Rows from a figure dataset:
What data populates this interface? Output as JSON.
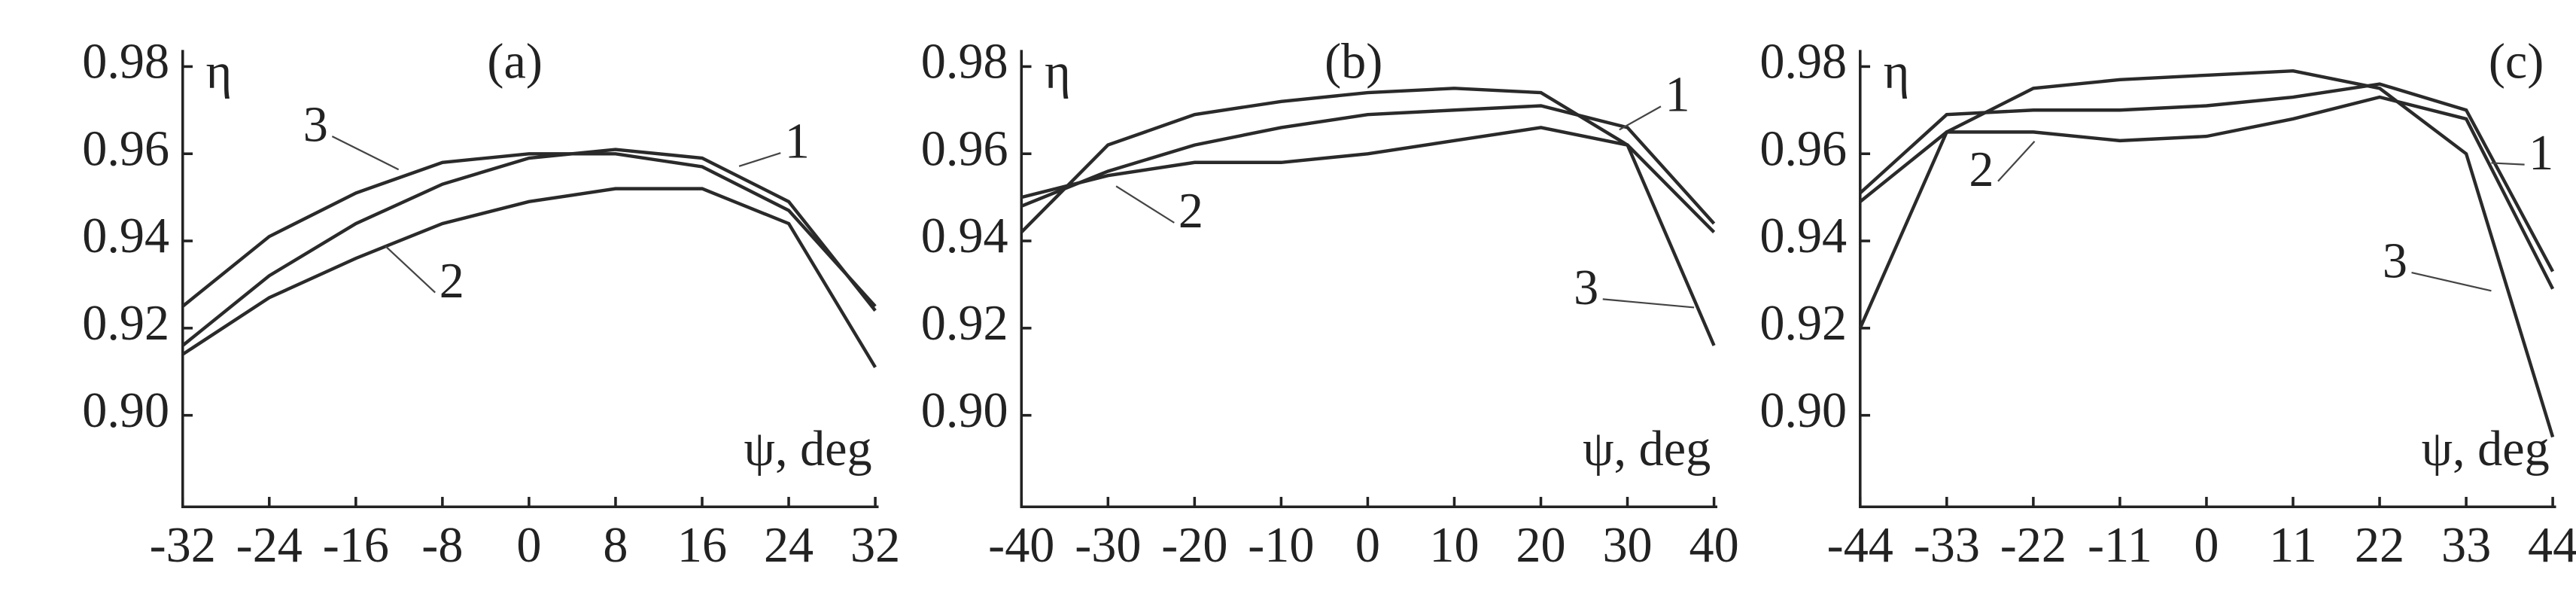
{
  "chart_data": [
    {
      "type": "line",
      "panel_label": "(a)",
      "y_label": "η",
      "x_label": "ψ, deg",
      "x": [
        -32,
        -24,
        -16,
        -8,
        0,
        8,
        16,
        24,
        32
      ],
      "xlim": [
        -32,
        32
      ],
      "xticks": [
        -32,
        -24,
        -16,
        -8,
        0,
        8,
        16,
        24,
        32
      ],
      "ylim": [
        0.879,
        0.98
      ],
      "yticks": [
        {
          "value": 0.9,
          "label": "0.90"
        },
        {
          "value": 0.92,
          "label": "0.92"
        },
        {
          "value": 0.94,
          "label": "0.94"
        },
        {
          "value": 0.96,
          "label": "0.96"
        },
        {
          "value": 0.98,
          "label": "0.98"
        }
      ],
      "series": [
        {
          "name": "1",
          "color": "#2a2a2a",
          "values": [
            0.916,
            0.932,
            0.944,
            0.953,
            0.959,
            0.961,
            0.959,
            0.949,
            0.924
          ]
        },
        {
          "name": "2",
          "color": "#2a2a2a",
          "values": [
            0.914,
            0.927,
            0.936,
            0.944,
            0.949,
            0.952,
            0.952,
            0.944,
            0.911
          ]
        },
        {
          "name": "3",
          "color": "#2a2a2a",
          "values": [
            0.925,
            0.941,
            0.951,
            0.958,
            0.96,
            0.96,
            0.957,
            0.947,
            0.925
          ]
        }
      ]
    },
    {
      "type": "line",
      "panel_label": "(b)",
      "y_label": "η",
      "x_label": "ψ, deg",
      "x": [
        -40,
        -30,
        -20,
        -10,
        0,
        10,
        20,
        30,
        40
      ],
      "xlim": [
        -40,
        40
      ],
      "xticks": [
        -40,
        -30,
        -20,
        -10,
        0,
        10,
        20,
        30,
        40
      ],
      "ylim": [
        0.879,
        0.98
      ],
      "yticks": [
        {
          "value": 0.9,
          "label": "0.90"
        },
        {
          "value": 0.92,
          "label": "0.92"
        },
        {
          "value": 0.94,
          "label": "0.94"
        },
        {
          "value": 0.96,
          "label": "0.96"
        },
        {
          "value": 0.98,
          "label": "0.98"
        }
      ],
      "series": [
        {
          "name": "1",
          "color": "#2a2a2a",
          "values": [
            0.948,
            0.956,
            0.962,
            0.966,
            0.969,
            0.97,
            0.971,
            0.966,
            0.944
          ]
        },
        {
          "name": "2",
          "color": "#2a2a2a",
          "values": [
            0.95,
            0.955,
            0.958,
            0.958,
            0.96,
            0.963,
            0.966,
            0.962,
            0.942
          ]
        },
        {
          "name": "3",
          "color": "#2a2a2a",
          "values": [
            0.942,
            0.962,
            0.969,
            0.972,
            0.974,
            0.975,
            0.974,
            0.962,
            0.916
          ]
        }
      ]
    },
    {
      "type": "line",
      "panel_label": "(c)",
      "y_label": "η",
      "x_label": "ψ, deg",
      "x": [
        -44,
        -33,
        -22,
        -11,
        0,
        11,
        22,
        33,
        44
      ],
      "xlim": [
        -44,
        44
      ],
      "xticks": [
        -44,
        -33,
        -22,
        -11,
        0,
        11,
        22,
        33,
        44
      ],
      "ylim": [
        0.879,
        0.98
      ],
      "yticks": [
        {
          "value": 0.9,
          "label": "0.90"
        },
        {
          "value": 0.92,
          "label": "0.92"
        },
        {
          "value": 0.94,
          "label": "0.94"
        },
        {
          "value": 0.96,
          "label": "0.96"
        },
        {
          "value": 0.98,
          "label": "0.98"
        }
      ],
      "series": [
        {
          "name": "1",
          "color": "#2a2a2a",
          "values": [
            0.951,
            0.969,
            0.97,
            0.97,
            0.971,
            0.973,
            0.976,
            0.97,
            0.933
          ]
        },
        {
          "name": "2",
          "color": "#2a2a2a",
          "values": [
            0.949,
            0.965,
            0.965,
            0.963,
            0.964,
            0.968,
            0.973,
            0.968,
            0.929
          ]
        },
        {
          "name": "3",
          "color": "#2a2a2a",
          "values": [
            0.92,
            0.965,
            0.975,
            0.977,
            0.978,
            0.979,
            0.975,
            0.96,
            0.895
          ]
        }
      ]
    }
  ]
}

## [The exercise]
Give an exact reproduction of every line, leaving out any picture.

## [Full solution]
What data populates this interface? Output as JSON.
{
  "chart_data": [
    {
      "type": "line",
      "panel_label": "(a)",
      "y_label": "η",
      "x_label": "ψ, deg",
      "x": [
        -32,
        -24,
        -16,
        -8,
        0,
        8,
        16,
        24,
        32
      ],
      "xlim": [
        -32,
        32
      ],
      "xticks": [
        -32,
        -24,
        -16,
        -8,
        0,
        8,
        16,
        24,
        32
      ],
      "ylim": [
        0.879,
        0.98
      ],
      "yticks": [
        {
          "value": 0.9,
          "label": "0.90"
        },
        {
          "value": 0.92,
          "label": "0.92"
        },
        {
          "value": 0.94,
          "label": "0.94"
        },
        {
          "value": 0.96,
          "label": "0.96"
        },
        {
          "value": 0.98,
          "label": "0.98"
        }
      ],
      "series": [
        {
          "name": "1",
          "color": "#2a2a2a",
          "values": [
            0.916,
            0.932,
            0.944,
            0.953,
            0.959,
            0.961,
            0.959,
            0.949,
            0.924
          ]
        },
        {
          "name": "2",
          "color": "#2a2a2a",
          "values": [
            0.914,
            0.927,
            0.936,
            0.944,
            0.949,
            0.952,
            0.952,
            0.944,
            0.911
          ]
        },
        {
          "name": "3",
          "color": "#2a2a2a",
          "values": [
            0.925,
            0.941,
            0.951,
            0.958,
            0.96,
            0.96,
            0.957,
            0.947,
            0.925
          ]
        }
      ]
    },
    {
      "type": "line",
      "panel_label": "(b)",
      "y_label": "η",
      "x_label": "ψ, deg",
      "x": [
        -40,
        -30,
        -20,
        -10,
        0,
        10,
        20,
        30,
        40
      ],
      "xlim": [
        -40,
        40
      ],
      "xticks": [
        -40,
        -30,
        -20,
        -10,
        0,
        10,
        20,
        30,
        40
      ],
      "ylim": [
        0.879,
        0.98
      ],
      "yticks": [
        {
          "value": 0.9,
          "label": "0.90"
        },
        {
          "value": 0.92,
          "label": "0.92"
        },
        {
          "value": 0.94,
          "label": "0.94"
        },
        {
          "value": 0.96,
          "label": "0.96"
        },
        {
          "value": 0.98,
          "label": "0.98"
        }
      ],
      "series": [
        {
          "name": "1",
          "color": "#2a2a2a",
          "values": [
            0.948,
            0.956,
            0.962,
            0.966,
            0.969,
            0.97,
            0.971,
            0.966,
            0.944
          ]
        },
        {
          "name": "2",
          "color": "#2a2a2a",
          "values": [
            0.95,
            0.955,
            0.958,
            0.958,
            0.96,
            0.963,
            0.966,
            0.962,
            0.942
          ]
        },
        {
          "name": "3",
          "color": "#2a2a2a",
          "values": [
            0.942,
            0.962,
            0.969,
            0.972,
            0.974,
            0.975,
            0.974,
            0.962,
            0.916
          ]
        }
      ]
    },
    {
      "type": "line",
      "panel_label": "(c)",
      "y_label": "η",
      "x_label": "ψ, deg",
      "x": [
        -44,
        -33,
        -22,
        -11,
        0,
        11,
        22,
        33,
        44
      ],
      "xlim": [
        -44,
        44
      ],
      "xticks": [
        -44,
        -33,
        -22,
        -11,
        0,
        11,
        22,
        33,
        44
      ],
      "ylim": [
        0.879,
        0.98
      ],
      "yticks": [
        {
          "value": 0.9,
          "label": "0.90"
        },
        {
          "value": 0.92,
          "label": "0.92"
        },
        {
          "value": 0.94,
          "label": "0.94"
        },
        {
          "value": 0.96,
          "label": "0.96"
        },
        {
          "value": 0.98,
          "label": "0.98"
        }
      ],
      "series": [
        {
          "name": "1",
          "color": "#2a2a2a",
          "values": [
            0.951,
            0.969,
            0.97,
            0.97,
            0.971,
            0.973,
            0.976,
            0.97,
            0.933
          ]
        },
        {
          "name": "2",
          "color": "#2a2a2a",
          "values": [
            0.949,
            0.965,
            0.965,
            0.963,
            0.964,
            0.968,
            0.973,
            0.968,
            0.929
          ]
        },
        {
          "name": "3",
          "color": "#2a2a2a",
          "values": [
            0.92,
            0.965,
            0.975,
            0.977,
            0.978,
            0.979,
            0.975,
            0.96,
            0.895
          ]
        }
      ]
    }
  ]
}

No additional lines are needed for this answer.